Listing »
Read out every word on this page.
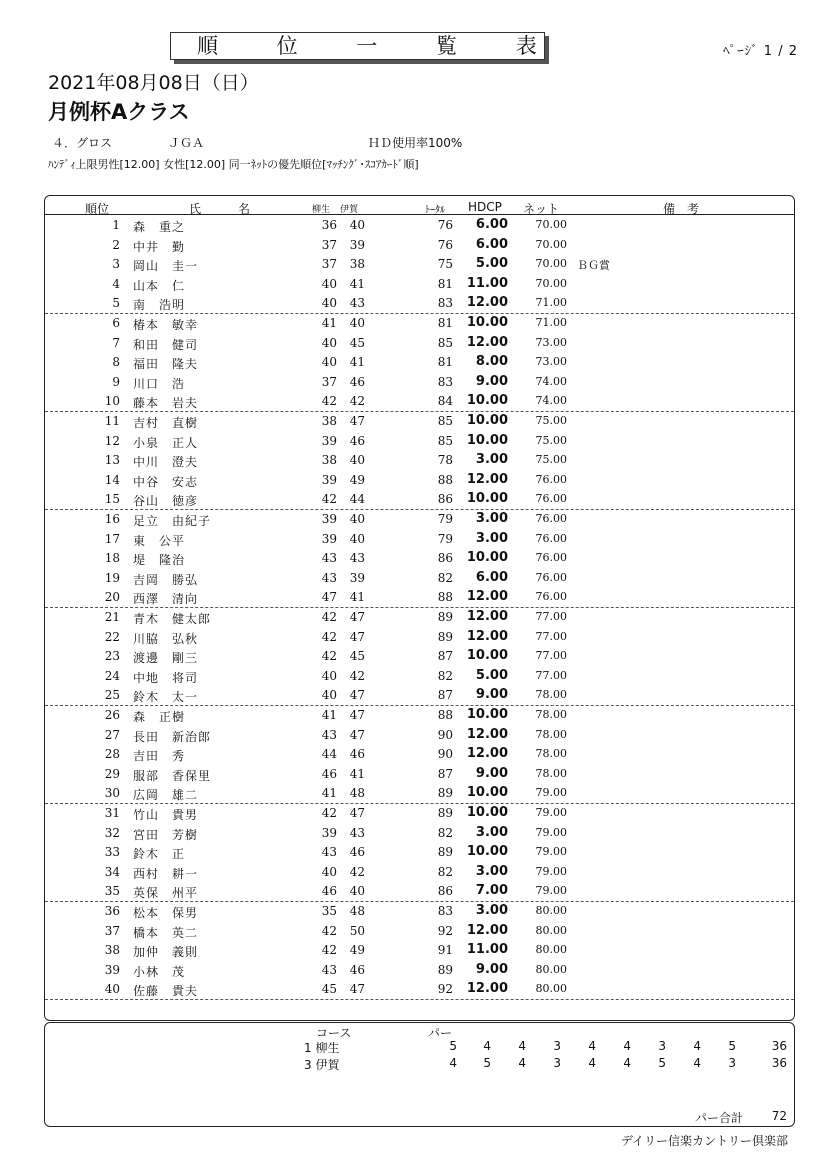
順 位 一 覧 表	ﾍﾟｰｼﾞ 1 / 2
2021年08月08日（日）
月例杯Aクラス
４．グロス	ＪＧＡ	ＨＤ使用率100%
ﾊﾝﾃﾞｨ上限男性[12.00] 女性[12.00] 同一ﾈｯﾄの優先順位[ﾏｯﾁﾝｸﾞ･ｽｺｱｶｰﾄﾞ順]
1 森　重之	36	40	76	6.00	70.00
2 中井　勤	37	39	76	6.00	70.00
3 岡山　圭一	37	38	75	5.00	70.00 ＢＧ賞
4 山本　仁	40	41	81 11.00	70.00
5 南　浩明	40	43	83 12.00	71.00
6 椿本　敏幸	41	40	81 10.00	71.00
7 和田　健司	40	45	85 12.00	73.00
8 福田　隆夫	40	41	81	8.00	73.00
9 川口　浩	37	46	83	9.00	74.00
10 藤本　岩夫	42	42	84 10.00	74.00
11 吉村　直樹	38	47	85 10.00	75.00
12 小泉　正人	39	46	85 10.00	75.00
13 中川　澄夫	38	40	78	3.00	75.00
14 中谷　安志	39	49	88 12.00	76.00
15 谷山　徳彦	42	44	86 10.00	76.00
16 足立　由紀子	39	40	79	3.00	76.00
17 東　公平	39	40	79	3.00	76.00
18 堤　隆治	43	43	86 10.00	76.00
19 吉岡　勝弘	43	39	82	6.00	76.00
20 西澤　清向	47	41	88 12.00	76.00
21 青木　健太郎	42	47	89 12.00	77.00
22 川脇　弘秋	42	47	89 12.00	77.00
23 渡邊　剛三	42	45	87 10.00	77.00
24 中地　将司	40	42	82	5.00	77.00
25 鈴木　太一	40	47	87	9.00	78.00
26 森　正樹	41	47	88 10.00	78.00
27 長田　新治郎	43	47	90 12.00	78.00
28 吉田　秀	44	46	90 12.00	78.00
29 服部　香保里	46	41	87	9.00	78.00
30 広岡　雄二	41	48	89 10.00	79.00
31 竹山　貴男	42	47	89 10.00	79.00
32 宮田　芳樹	39	43	82	3.00	79.00
33 鈴木　正	43	46	89 10.00	79.00
34 西村　耕一	40	42	82	3.00	79.00
35 英保　州平	46	40	86	7.00	79.00
36 松本　保男	35	48	83	3.00	80.00
37 橋本　英二	42	50	92 12.00	80.00
38 加仲　義則	42	49	91 11.00	80.00
39 小林　茂	43	46	89	9.00	80.00
40 佐藤　貴夫	45	47	92 12.00	80.00
順位	氏	名	柳生 伊賀	ﾄｰﾀﾙ HDCP ネット	備　考
コース	パー
1 柳生	5	4	4	3	4	4	3	4	5	36
3 伊賀	4	5	4	3	4	4	5	4	3	36
パー合計	72
デイリー信楽カントリー倶楽部
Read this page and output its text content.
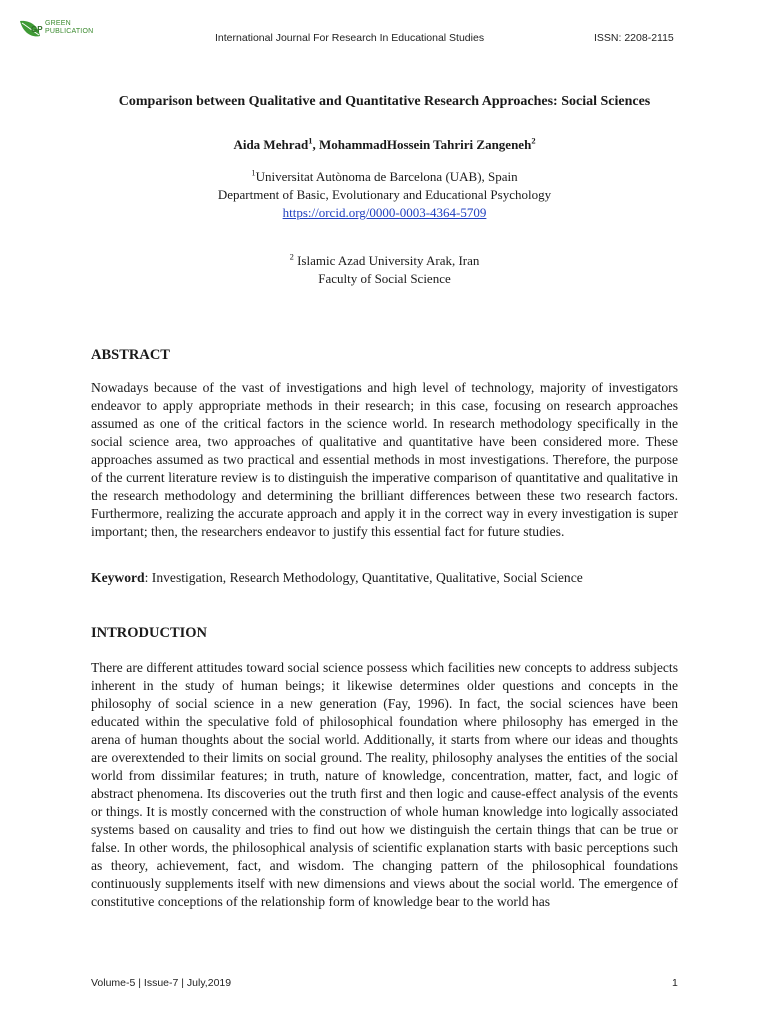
GP
GREEN
PUBLICATION
International Journal For Research In Educational Studies	ISSN: 2208-2115
Comparison between Qualitative and Quantitative Research Approaches: Social Sciences
Aida Mehrad$^1$, MohammadHossein Tahriri Zangeneh$^2$
$^1$Universitat Autònoma de Barcelona (UAB), Spain
Department of Basic, Evolutionary and Educational Psychology
https://orcid.org/0000-0003-4364-5709
$^2$ Islamic Azad University Arak, Iran
Faculty of Social Science
ABSTRACT
Nowadays because of the vast of investigations and high level of technology, majority of investigators endeavor to apply appropriate methods in their research; in this case, focusing on research approaches assumed as one of the critical factors in the science world. In research methodology specifically in the social science area, two approaches of qualitative and quantitative have been considered more. These approaches assumed as two practical and essential methods in most investigations. Therefore, the purpose of the current literature review is to distinguish the imperative comparison of quantitative and qualitative in the research methodology and determining the brilliant differences between these two research factors. Furthermore, realizing the accurate approach and apply it in the correct way in every investigation is super important; then, the researchers endeavor to justify this essential fact for future studies.
Keyword: Investigation, Research Methodology, Quantitative, Qualitative, Social Science
INTRODUCTION
There are different attitudes toward social science possess which facilities new concepts to address subjects inherent in the study of human beings; it likewise determines older questions and concepts in the philosophy of social science in a new generation (Fay, 1996). In fact, the social sciences have been educated within the speculative fold of philosophical foundation where philosophy has emerged in the arena of human thoughts about the social world. Additionally, it starts from where our ideas and thoughts are overextended to their limits on social ground. The reality, philosophy analyses the entities of the social world from dissimilar features; in truth, nature of knowledge, concentration, matter, fact, and logic of abstract phenomena. Its discoveries out the truth first and then logic and cause-effect analysis of the events or things. It is mostly concerned with the construction of whole human knowledge into logically associated systems based on causality and tries to find out how we distinguish the certain things that can be true or false. In other words, the philosophical analysis of scientific explanation starts with basic perceptions such as theory, achievement, fact, and wisdom. The changing pattern of the philosophical foundations continuously supplements itself with new dimensions and views about the social world. The emergence of constitutive conceptions of the relationship form of knowledge bear to the world has
Volume-5 | Issue-7 | July,2019	1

Written task »
Write out every entry again word for word, without any of the pictures.

Reply to the exercise »
Read out every word on this page.
順 位 一 覧 表	ﾍﾟｰｼﾞ 1 / 2
2021年08月08日（日）
月例杯Aクラス
４．グロス	ＪＧＡ	ＨＤ使用率100%
ﾊﾝﾃﾞｨ上限男性[12.00] 女性[12.00] 同一ﾈｯﾄの優先順位[ﾏｯﾁﾝｸﾞ･ｽｺｱｶｰﾄﾞ順]
1 森　重之	36	40	76	6.00	70.00
2 中井　勤	37	39	76	6.00	70.00
3 岡山　圭一	37	38	75	5.00	70.00 ＢＧ賞
4 山本　仁	40	41	81 11.00	70.00
5 南　浩明	40	43	83 12.00	71.00
6 椿本　敏幸	41	40	81 10.00	71.00
7 和田　健司	40	45	85 12.00	73.00
8 福田　隆夫	40	41	81	8.00	73.00
9 川口　浩	37	46	83	9.00	74.00
10 藤本　岩夫	42	42	84 10.00	74.00
11 吉村　直樹	38	47	85 10.00	75.00
12 小泉　正人	39	46	85 10.00	75.00
13 中川　澄夫	38	40	78	3.00	75.00
14 中谷　安志	39	49	88 12.00	76.00
15 谷山　徳彦	42	44	86 10.00	76.00
16 足立　由紀子	39	40	79	3.00	76.00
17 東　公平	39	40	79	3.00	76.00
18 堤　隆治	43	43	86 10.00	76.00
19 吉岡　勝弘	43	39	82	6.00	76.00
20 西澤　清向	47	41	88 12.00	76.00
21 青木　健太郎	42	47	89 12.00	77.00
22 川脇　弘秋	42	47	89 12.00	77.00
23 渡邊　剛三	42	45	87 10.00	77.00
24 中地　将司	40	42	82	5.00	77.00
25 鈴木　太一	40	47	87	9.00	78.00
26 森　正樹	41	47	88 10.00	78.00
27 長田　新治郎	43	47	90 12.00	78.00
28 吉田　秀	44	46	90 12.00	78.00
29 服部　香保里	46	41	87	9.00	78.00
30 広岡　雄二	41	48	89 10.00	79.00
31 竹山　貴男	42	47	89 10.00	79.00
32 宮田　芳樹	39	43	82	3.00	79.00
33 鈴木　正	43	46	89 10.00	79.00
34 西村　耕一	40	42	82	3.00	79.00
35 英保　州平	46	40	86	7.00	79.00
36 松本　保男	35	48	83	3.00	80.00
37 橋本　英二	42	50	92 12.00	80.00
38 加仲　義則	42	49	91 11.00	80.00
39 小林　茂	43	46	89	9.00	80.00
40 佐藤　貴夫	45	47	92 12.00	80.00
順位	氏	名	柳生 伊賀	ﾄｰﾀﾙ HDCP ネット	備　考
コース	パー
1 柳生	5	4	4	3	4	4	3	4	5	36
3 伊賀	4	5	4	3	4	4	5	4	3	36
パー合計	72
デイリー信楽カントリー倶楽部
Read this page and output its text content.
GP
GREEN
PUBLICATION
International Journal For Research In Educational Studies	ISSN: 2208-2115
Comparison between Qualitative and Quantitative Research Approaches: Social Sciences
Aida Mehrad$^1$, MohammadHossein Tahriri Zangeneh$^2$
$^1$Universitat Autònoma de Barcelona (UAB), Spain
Department of Basic, Evolutionary and Educational Psychology
https://orcid.org/0000-0003-4364-5709
$^2$ Islamic Azad University Arak, Iran
Faculty of Social Science
ABSTRACT
Nowadays because of the vast of investigations and high level of technology, majority of investigators endeavor to apply appropriate methods in their research; in this case, focusing on research approaches assumed as one of the critical factors in the science world. In research methodology specifically in the social science area, two approaches of qualitative and quantitative have been considered more. These approaches assumed as two practical and essential methods in most investigations. Therefore, the purpose of the current literature review is to distinguish the imperative comparison of quantitative and qualitative in the research methodology and determining the brilliant differences between these two research factors. Furthermore, realizing the accurate approach and apply it in the correct way in every investigation is super important; then, the researchers endeavor to justify this essential fact for future studies.
Keyword: Investigation, Research Methodology, Quantitative, Qualitative, Social Science
INTRODUCTION
There are different attitudes toward social science possess which facilities new concepts to address subjects inherent in the study of human beings; it likewise determines older questions and concepts in the philosophy of social science in a new generation (Fay, 1996). In fact, the social sciences have been educated within the speculative fold of philosophical foundation where philosophy has emerged in the arena of human thoughts about the social world. Additionally, it starts from where our ideas and thoughts are overextended to their limits on social ground. The reality, philosophy analyses the entities of the social world from dissimilar features; in truth, nature of knowledge, concentration, matter, fact, and logic of abstract phenomena. Its discoveries out the truth first and then logic and cause-effect analysis of the events or things. It is mostly concerned with the construction of whole human knowledge into logically associated systems based on causality and tries to find out how we distinguish the certain things that can be true or false. In other words, the philosophical analysis of scientific explanation starts with basic perceptions such as theory, achievement, fact, and wisdom. The changing pattern of the philosophical foundations continuously supplements itself with new dimensions and views about the social world. The emergence of constitutive conceptions of the relationship form of knowledge bear to the world has
Volume-5 | Issue-7 | July,2019	1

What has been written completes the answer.